YOUR GOAL »
Give only the lines from the one containing "What text is on this page?" through the end of the material below, exactly as written.
** Start **
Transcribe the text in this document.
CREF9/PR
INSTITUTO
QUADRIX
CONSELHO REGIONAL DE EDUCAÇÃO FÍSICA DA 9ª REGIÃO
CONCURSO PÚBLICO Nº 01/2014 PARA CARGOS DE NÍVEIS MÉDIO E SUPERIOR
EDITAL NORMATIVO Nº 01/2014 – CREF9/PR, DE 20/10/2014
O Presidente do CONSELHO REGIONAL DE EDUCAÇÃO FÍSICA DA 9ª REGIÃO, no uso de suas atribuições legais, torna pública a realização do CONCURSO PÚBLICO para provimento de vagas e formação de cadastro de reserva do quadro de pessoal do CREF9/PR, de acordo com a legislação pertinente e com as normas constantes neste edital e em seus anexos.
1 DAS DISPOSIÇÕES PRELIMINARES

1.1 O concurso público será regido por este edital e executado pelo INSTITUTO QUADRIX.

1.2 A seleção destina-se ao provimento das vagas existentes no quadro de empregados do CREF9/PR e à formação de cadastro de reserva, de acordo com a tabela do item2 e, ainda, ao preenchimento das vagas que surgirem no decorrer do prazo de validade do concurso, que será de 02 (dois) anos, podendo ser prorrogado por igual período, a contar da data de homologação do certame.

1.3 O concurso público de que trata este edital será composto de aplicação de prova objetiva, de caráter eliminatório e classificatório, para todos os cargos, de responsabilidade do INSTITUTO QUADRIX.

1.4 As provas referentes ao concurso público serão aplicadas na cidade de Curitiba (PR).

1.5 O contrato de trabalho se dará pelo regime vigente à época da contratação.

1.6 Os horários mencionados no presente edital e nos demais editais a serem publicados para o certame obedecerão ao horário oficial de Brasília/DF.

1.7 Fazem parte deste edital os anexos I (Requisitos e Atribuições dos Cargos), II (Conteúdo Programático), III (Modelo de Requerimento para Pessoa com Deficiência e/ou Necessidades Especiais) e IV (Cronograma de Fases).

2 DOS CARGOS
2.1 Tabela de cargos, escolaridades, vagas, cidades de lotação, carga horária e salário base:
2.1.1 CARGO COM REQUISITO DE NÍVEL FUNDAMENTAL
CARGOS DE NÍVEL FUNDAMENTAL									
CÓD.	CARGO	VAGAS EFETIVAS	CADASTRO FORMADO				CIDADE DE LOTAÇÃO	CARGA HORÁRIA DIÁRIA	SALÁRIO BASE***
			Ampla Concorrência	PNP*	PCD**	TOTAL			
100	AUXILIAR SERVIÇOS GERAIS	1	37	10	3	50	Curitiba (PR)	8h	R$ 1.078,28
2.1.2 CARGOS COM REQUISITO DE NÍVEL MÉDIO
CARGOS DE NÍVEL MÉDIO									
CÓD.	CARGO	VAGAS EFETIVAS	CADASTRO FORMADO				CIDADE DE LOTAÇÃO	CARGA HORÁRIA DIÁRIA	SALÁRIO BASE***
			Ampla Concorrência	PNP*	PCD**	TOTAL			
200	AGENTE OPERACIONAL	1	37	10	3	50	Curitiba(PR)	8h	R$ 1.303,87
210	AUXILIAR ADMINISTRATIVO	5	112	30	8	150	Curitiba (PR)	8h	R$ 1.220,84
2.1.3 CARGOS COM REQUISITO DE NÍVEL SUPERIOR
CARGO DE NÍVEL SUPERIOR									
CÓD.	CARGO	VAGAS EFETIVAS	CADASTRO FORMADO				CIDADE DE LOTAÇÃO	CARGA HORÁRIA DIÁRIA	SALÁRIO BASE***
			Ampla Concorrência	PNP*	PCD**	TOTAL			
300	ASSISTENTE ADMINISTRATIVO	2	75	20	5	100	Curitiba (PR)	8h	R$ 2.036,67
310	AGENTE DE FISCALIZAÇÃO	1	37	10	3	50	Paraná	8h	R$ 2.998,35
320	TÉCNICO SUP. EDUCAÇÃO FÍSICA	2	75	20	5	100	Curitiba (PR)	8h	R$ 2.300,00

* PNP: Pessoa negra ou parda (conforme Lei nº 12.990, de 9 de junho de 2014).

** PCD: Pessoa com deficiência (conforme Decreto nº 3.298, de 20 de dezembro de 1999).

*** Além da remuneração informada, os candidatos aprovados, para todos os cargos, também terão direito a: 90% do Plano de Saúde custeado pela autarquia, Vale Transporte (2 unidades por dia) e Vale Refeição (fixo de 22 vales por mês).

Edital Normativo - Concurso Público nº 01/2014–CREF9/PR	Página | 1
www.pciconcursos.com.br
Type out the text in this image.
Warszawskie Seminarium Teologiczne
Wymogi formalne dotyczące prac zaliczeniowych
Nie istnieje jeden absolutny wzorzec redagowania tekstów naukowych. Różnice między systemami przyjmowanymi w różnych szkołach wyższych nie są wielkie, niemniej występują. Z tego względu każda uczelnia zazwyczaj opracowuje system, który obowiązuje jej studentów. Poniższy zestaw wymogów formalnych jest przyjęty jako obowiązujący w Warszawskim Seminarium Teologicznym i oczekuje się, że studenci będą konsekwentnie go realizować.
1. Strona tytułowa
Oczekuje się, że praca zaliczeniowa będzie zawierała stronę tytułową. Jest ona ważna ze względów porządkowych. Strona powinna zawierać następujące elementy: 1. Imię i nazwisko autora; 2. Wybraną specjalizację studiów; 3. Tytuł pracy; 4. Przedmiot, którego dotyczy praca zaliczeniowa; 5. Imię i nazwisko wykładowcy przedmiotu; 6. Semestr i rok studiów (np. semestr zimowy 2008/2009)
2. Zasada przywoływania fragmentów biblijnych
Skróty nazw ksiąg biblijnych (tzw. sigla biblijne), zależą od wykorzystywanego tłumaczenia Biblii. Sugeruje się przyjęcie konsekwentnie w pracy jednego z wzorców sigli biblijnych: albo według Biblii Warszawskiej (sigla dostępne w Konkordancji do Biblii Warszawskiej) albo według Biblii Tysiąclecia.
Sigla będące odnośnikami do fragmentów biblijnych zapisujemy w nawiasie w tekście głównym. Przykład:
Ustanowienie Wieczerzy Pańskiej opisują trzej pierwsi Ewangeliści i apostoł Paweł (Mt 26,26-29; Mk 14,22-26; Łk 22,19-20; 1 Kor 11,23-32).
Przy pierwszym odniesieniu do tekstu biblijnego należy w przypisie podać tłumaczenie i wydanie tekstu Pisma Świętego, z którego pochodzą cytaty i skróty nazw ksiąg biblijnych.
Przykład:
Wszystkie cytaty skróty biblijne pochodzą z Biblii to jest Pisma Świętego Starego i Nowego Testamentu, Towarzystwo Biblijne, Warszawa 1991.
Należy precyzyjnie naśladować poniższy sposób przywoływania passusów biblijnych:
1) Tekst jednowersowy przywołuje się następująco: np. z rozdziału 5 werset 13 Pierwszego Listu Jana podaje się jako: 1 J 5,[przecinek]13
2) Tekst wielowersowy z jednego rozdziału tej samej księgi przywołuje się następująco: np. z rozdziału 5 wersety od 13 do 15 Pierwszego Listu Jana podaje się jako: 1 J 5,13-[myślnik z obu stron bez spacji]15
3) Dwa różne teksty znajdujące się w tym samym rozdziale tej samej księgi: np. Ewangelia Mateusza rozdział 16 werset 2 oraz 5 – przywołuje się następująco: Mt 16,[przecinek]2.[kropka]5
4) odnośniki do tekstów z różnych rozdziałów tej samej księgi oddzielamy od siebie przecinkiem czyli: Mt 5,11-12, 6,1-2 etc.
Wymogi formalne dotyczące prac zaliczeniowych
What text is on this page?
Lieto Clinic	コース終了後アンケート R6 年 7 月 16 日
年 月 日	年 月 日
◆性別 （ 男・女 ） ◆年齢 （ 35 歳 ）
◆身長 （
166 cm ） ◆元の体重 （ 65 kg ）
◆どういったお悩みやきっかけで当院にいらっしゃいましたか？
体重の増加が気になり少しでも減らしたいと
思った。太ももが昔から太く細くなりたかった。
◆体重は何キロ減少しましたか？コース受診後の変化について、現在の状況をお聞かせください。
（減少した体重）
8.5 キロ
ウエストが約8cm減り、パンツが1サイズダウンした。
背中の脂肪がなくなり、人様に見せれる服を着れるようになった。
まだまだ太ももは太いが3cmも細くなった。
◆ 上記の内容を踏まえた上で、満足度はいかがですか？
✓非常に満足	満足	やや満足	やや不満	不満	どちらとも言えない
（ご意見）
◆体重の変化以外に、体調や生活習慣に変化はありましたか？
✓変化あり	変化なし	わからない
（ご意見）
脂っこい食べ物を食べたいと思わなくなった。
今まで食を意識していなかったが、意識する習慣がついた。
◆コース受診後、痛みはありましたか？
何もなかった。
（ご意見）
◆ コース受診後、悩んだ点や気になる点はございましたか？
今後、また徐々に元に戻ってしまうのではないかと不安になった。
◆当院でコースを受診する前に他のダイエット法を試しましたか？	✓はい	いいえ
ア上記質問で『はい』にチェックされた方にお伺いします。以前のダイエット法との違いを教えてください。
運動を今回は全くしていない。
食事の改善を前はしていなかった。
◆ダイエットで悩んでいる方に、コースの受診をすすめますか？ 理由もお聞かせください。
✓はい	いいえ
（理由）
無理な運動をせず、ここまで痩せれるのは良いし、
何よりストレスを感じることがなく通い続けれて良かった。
** End **
RESPONSE FOR THIS EXERCISE »
What text is on this page?
Lieto Clinic	コース終了後アンケート R6 年 7 月 16 日
年 月 日	年 月 日
◆性別 （ 男・女 ） ◆年齢 （ 35 歳 ）
◆身長 （
166 cm ） ◆元の体重 （ 65 kg ）
◆どういったお悩みやきっかけで当院にいらっしゃいましたか？
体重の増加が気になり少しでも減らしたいと
思った。太ももが昔から太く細くなりたかった。
◆体重は何キロ減少しましたか？コース受診後の変化について、現在の状況をお聞かせください。
（減少した体重）
8.5 キロ
ウエストが約8cm減り、パンツが1サイズダウンした。
背中の脂肪がなくなり、人様に見せれる服を着れるようになった。
まだまだ太ももは太いが3cmも細くなった。
◆ 上記の内容を踏まえた上で、満足度はいかがですか？
✓非常に満足	満足	やや満足	やや不満	不満	どちらとも言えない
（ご意見）
◆体重の変化以外に、体調や生活習慣に変化はありましたか？
✓変化あり	変化なし	わからない
（ご意見）
脂っこい食べ物を食べたいと思わなくなった。
今まで食を意識していなかったが、意識する習慣がついた。
◆コース受診後、痛みはありましたか？
何もなかった。
（ご意見）
◆ コース受診後、悩んだ点や気になる点はございましたか？
今後、また徐々に元に戻ってしまうのではないかと不安になった。
◆当院でコースを受診する前に他のダイエット法を試しましたか？	✓はい	いいえ
ア上記質問で『はい』にチェックされた方にお伺いします。以前のダイエット法との違いを教えてください。
運動を今回は全くしていない。
食事の改善を前はしていなかった。
◆ダイエットで悩んでいる方に、コースの受診をすすめますか？ 理由もお聞かせください。
✓はい	いいえ
（理由）
無理な運動をせず、ここまで痩せれるのは良いし、
何よりストレスを感じることがなく通い続けれて良かった。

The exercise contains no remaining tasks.